### Requirements:
Do not copy the pictures; transcribe all other material exactly.

(Data items)
"""

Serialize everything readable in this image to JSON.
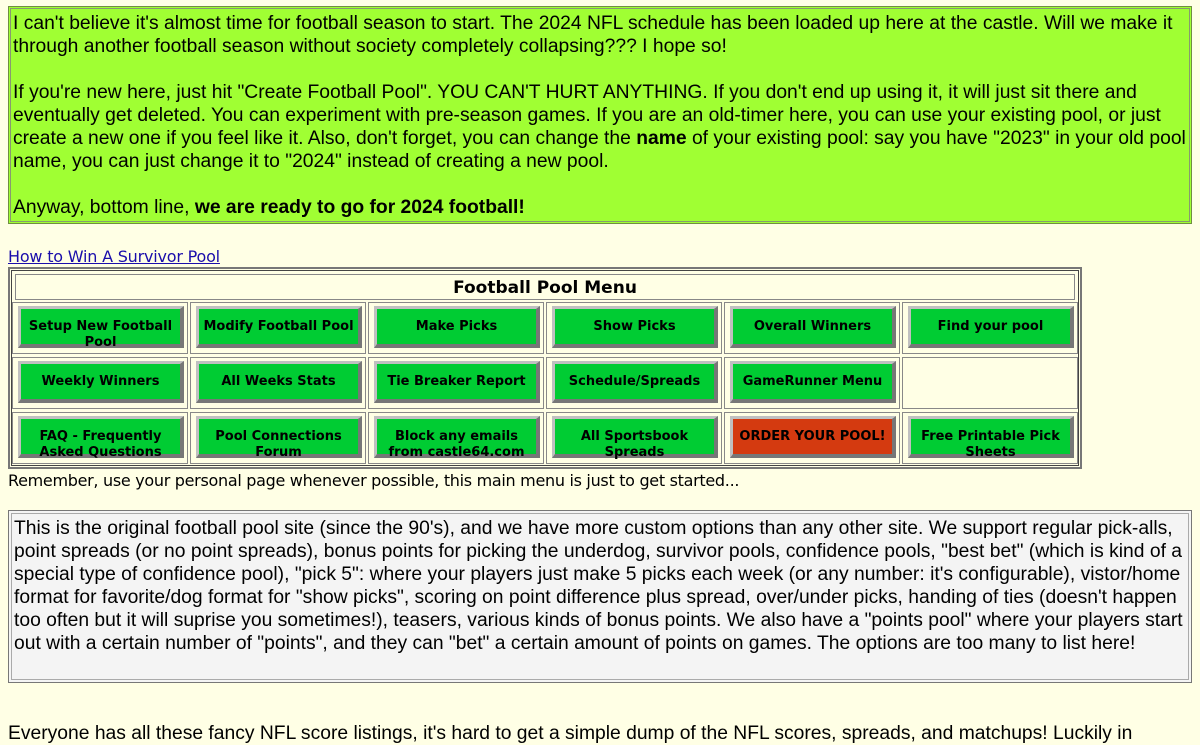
{
  "intro": {
    "p1": "I can't believe it's almost time for football season to start. The 2024 NFL schedule has been loaded up here at the castle. Will we make it through another football season without society completely collapsing??? I hope so!",
    "p2_before": "If you're new here, just hit \"Create Football Pool\". YOU CAN'T HURT ANYTHING. If you don't end up using it, it will just sit there and eventually get deleted. You can experiment with pre-season games. If you are an old-timer here, you can use your existing pool, or just create a new one if you feel like it. Also, don't forget, you can change the ",
    "p2_bold": "name",
    "p2_after": " of your existing pool: say you have \"2023\" in your old pool name, you can just change it to \"2024\" instead of creating a new pool.",
    "p3_before": "Anyway, bottom line, ",
    "p3_bold": "we are ready to go for 2024 football!"
  },
  "survivor_link": "How to Win A Survivor Pool",
  "menu": {
    "title": "Football Pool Menu",
    "rows": [
      [
        "Setup New Football Pool",
        "Modify Football Pool",
        "Make Picks",
        "Show Picks",
        "Overall Winners",
        "Find your pool"
      ],
      [
        "Weekly Winners",
        "All Weeks Stats",
        "Tie Breaker Report",
        "Schedule/Spreads",
        "GameRunner Menu",
        ""
      ],
      [
        "FAQ - Frequently Asked Questions",
        "Pool Connections Forum",
        "Block any emails from castle64.com",
        "All Sportsbook Spreads",
        "ORDER YOUR POOL!",
        "Free Printable Pick Sheets"
      ]
    ],
    "colors": {
      "button": "#00cc33",
      "order_button": "#d43a10"
    }
  },
  "remember_text": "Remember, use your personal page whenever possible, this main menu is just to get started...",
  "options_text": "This is the original football pool site (since the 90's), and we have more custom options than any other site. We support regular pick-alls, point spreads (or no point spreads), bonus points for picking the underdog, survivor pools, confidence pools, \"best bet\" (which is kind of a special type of confidence pool), \"pick 5\": where your players just make 5 picks each week (or any number: it's configurable), vistor/home format for favorite/dog format for \"show picks\", scoring on point difference plus spread, over/under picks, handing of ties (doesn't happen too often but it will suprise you sometimes!), teasers, various kinds of bonus points. We also have a \"points pool\" where your players start out with a certain number of \"points\", and they can \"bet\" a certain amount of points on games. The options are too many to list here!",
  "bottom_text": "Everyone has all these fancy NFL score listings, it's hard to get a simple dump of the NFL scores, spreads, and matchups! Luckily in"
}
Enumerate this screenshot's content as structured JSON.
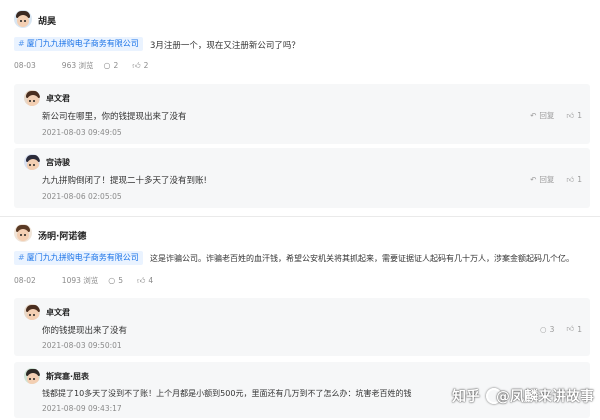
{
  "post1": {
    "author": "胡昊",
    "company_tag": "厦门九九拼购电子商务有限公司",
    "text": "3月注册一个，现在又注册新公司了吗？",
    "date": "08-03",
    "views": "963 浏览",
    "comments": "2",
    "likes": "2",
    "replies": [
      {
        "author": "卓文君",
        "text": "新公司在哪里，你的钱提现出来了没有",
        "time": "2021-08-03 09:49:05",
        "reply_label": "回复",
        "likes": "1"
      },
      {
        "author": "宫诗骏",
        "text": "九九拼购倒闭了！提现二十多天了没有到账!",
        "time": "2021-08-06 02:05:05",
        "reply_label": "回复",
        "likes": "1"
      }
    ]
  },
  "post2": {
    "author": "汤明·阿诺德",
    "company_tag": "厦门九九拼购电子商务有限公司",
    "text": "这是诈骗公司。诈骗老百姓的血汗钱，希望公安机关将其抓起来，需要证据证人起码有几十万人，涉案金额起码几个亿。",
    "date": "08-02",
    "views": "1093 浏览",
    "comments": "5",
    "likes": "4",
    "replies": [
      {
        "author": "卓文君",
        "text": "你的钱提现出来了没有",
        "time": "2021-08-03 09:50:01",
        "reply_label": "3",
        "likes": "1"
      },
      {
        "author": "斯宾塞·屈表",
        "text": "钱都提了10多天了没到不了账！上个月都是小额到500元，里面还有几万到不了怎么办：坑害老百姓的钱",
        "time": "2021-08-09 09:43:17",
        "reply_label": "",
        "likes": ""
      }
    ]
  },
  "watermark": {
    "site": "知乎",
    "user": "@凤麟来讲故事"
  },
  "colors": {
    "tag_bg": "#eaf3ff",
    "tag_text": "#1a73e8",
    "reply_bg": "#f6f7f8"
  }
}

"""

### Full answer:
Serialize everything readable in this image to JSON.
{
  "intro": {
    "p1": "I can't believe it's almost time for football season to start. The 2024 NFL schedule has been loaded up here at the castle. Will we make it through another football season without society completely collapsing??? I hope so!",
    "p2_before": "If you're new here, just hit \"Create Football Pool\". YOU CAN'T HURT ANYTHING. If you don't end up using it, it will just sit there and eventually get deleted. You can experiment with pre-season games. If you are an old-timer here, you can use your existing pool, or just create a new one if you feel like it. Also, don't forget, you can change the ",
    "p2_bold": "name",
    "p2_after": " of your existing pool: say you have \"2023\" in your old pool name, you can just change it to \"2024\" instead of creating a new pool.",
    "p3_before": "Anyway, bottom line, ",
    "p3_bold": "we are ready to go for 2024 football!"
  },
  "survivor_link": "How to Win A Survivor Pool",
  "menu": {
    "title": "Football Pool Menu",
    "rows": [
      [
        "Setup New Football Pool",
        "Modify Football Pool",
        "Make Picks",
        "Show Picks",
        "Overall Winners",
        "Find your pool"
      ],
      [
        "Weekly Winners",
        "All Weeks Stats",
        "Tie Breaker Report",
        "Schedule/Spreads",
        "GameRunner Menu",
        ""
      ],
      [
        "FAQ - Frequently Asked Questions",
        "Pool Connections Forum",
        "Block any emails from castle64.com",
        "All Sportsbook Spreads",
        "ORDER YOUR POOL!",
        "Free Printable Pick Sheets"
      ]
    ],
    "colors": {
      "button": "#00cc33",
      "order_button": "#d43a10"
    }
  },
  "remember_text": "Remember, use your personal page whenever possible, this main menu is just to get started...",
  "options_text": "This is the original football pool site (since the 90's), and we have more custom options than any other site. We support regular pick-alls, point spreads (or no point spreads), bonus points for picking the underdog, survivor pools, confidence pools, \"best bet\" (which is kind of a special type of confidence pool), \"pick 5\": where your players just make 5 picks each week (or any number: it's configurable), vistor/home format for favorite/dog format for \"show picks\", scoring on point difference plus spread, over/under picks, handing of ties (doesn't happen too often but it will suprise you sometimes!), teasers, various kinds of bonus points. We also have a \"points pool\" where your players start out with a certain number of \"points\", and they can \"bet\" a certain amount of points on games. The options are too many to list here!",
  "bottom_text": "Everyone has all these fancy NFL score listings, it's hard to get a simple dump of the NFL scores, spreads, and matchups! Luckily in"
}
Enumerate this screenshot's content as structured JSON.
{
  "post1": {
    "author": "胡昊",
    "company_tag": "厦门九九拼购电子商务有限公司",
    "text": "3月注册一个，现在又注册新公司了吗？",
    "date": "08-03",
    "views": "963 浏览",
    "comments": "2",
    "likes": "2",
    "replies": [
      {
        "author": "卓文君",
        "text": "新公司在哪里，你的钱提现出来了没有",
        "time": "2021-08-03 09:49:05",
        "reply_label": "回复",
        "likes": "1"
      },
      {
        "author": "宫诗骏",
        "text": "九九拼购倒闭了！提现二十多天了没有到账!",
        "time": "2021-08-06 02:05:05",
        "reply_label": "回复",
        "likes": "1"
      }
    ]
  },
  "post2": {
    "author": "汤明·阿诺德",
    "company_tag": "厦门九九拼购电子商务有限公司",
    "text": "这是诈骗公司。诈骗老百姓的血汗钱，希望公安机关将其抓起来，需要证据证人起码有几十万人，涉案金额起码几个亿。",
    "date": "08-02",
    "views": "1093 浏览",
    "comments": "5",
    "likes": "4",
    "replies": [
      {
        "author": "卓文君",
        "text": "你的钱提现出来了没有",
        "time": "2021-08-03 09:50:01",
        "reply_label": "3",
        "likes": "1"
      },
      {
        "author": "斯宾塞·屈表",
        "text": "钱都提了10多天了没到不了账！上个月都是小额到500元，里面还有几万到不了怎么办：坑害老百姓的钱",
        "time": "2021-08-09 09:43:17",
        "reply_label": "",
        "likes": ""
      }
    ]
  },
  "watermark": {
    "site": "知乎",
    "user": "@凤麟来讲故事"
  },
  "colors": {
    "tag_bg": "#eaf3ff",
    "tag_text": "#1a73e8",
    "reply_bg": "#f6f7f8"
  }
}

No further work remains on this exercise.